■ What to work on
Find the lines below that contain the string "very". Copy each one.

■ Supplied records
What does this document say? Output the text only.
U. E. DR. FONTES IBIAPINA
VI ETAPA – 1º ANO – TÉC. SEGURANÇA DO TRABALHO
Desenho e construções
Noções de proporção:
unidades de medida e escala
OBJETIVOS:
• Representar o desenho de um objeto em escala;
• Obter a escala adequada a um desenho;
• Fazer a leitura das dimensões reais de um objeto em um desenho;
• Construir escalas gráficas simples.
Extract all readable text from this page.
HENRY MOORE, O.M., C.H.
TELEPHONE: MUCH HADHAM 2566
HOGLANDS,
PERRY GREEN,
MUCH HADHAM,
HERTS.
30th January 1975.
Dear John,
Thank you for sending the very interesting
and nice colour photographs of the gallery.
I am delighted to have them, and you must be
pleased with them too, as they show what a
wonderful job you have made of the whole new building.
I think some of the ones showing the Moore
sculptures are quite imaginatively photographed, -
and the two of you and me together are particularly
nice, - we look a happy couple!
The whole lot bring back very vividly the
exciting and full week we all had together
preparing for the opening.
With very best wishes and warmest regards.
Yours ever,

■ Solution to this exercise
Thank you for sending the very interesting
The whole lot bring back very vividly the
With very best wishes and warmest regards.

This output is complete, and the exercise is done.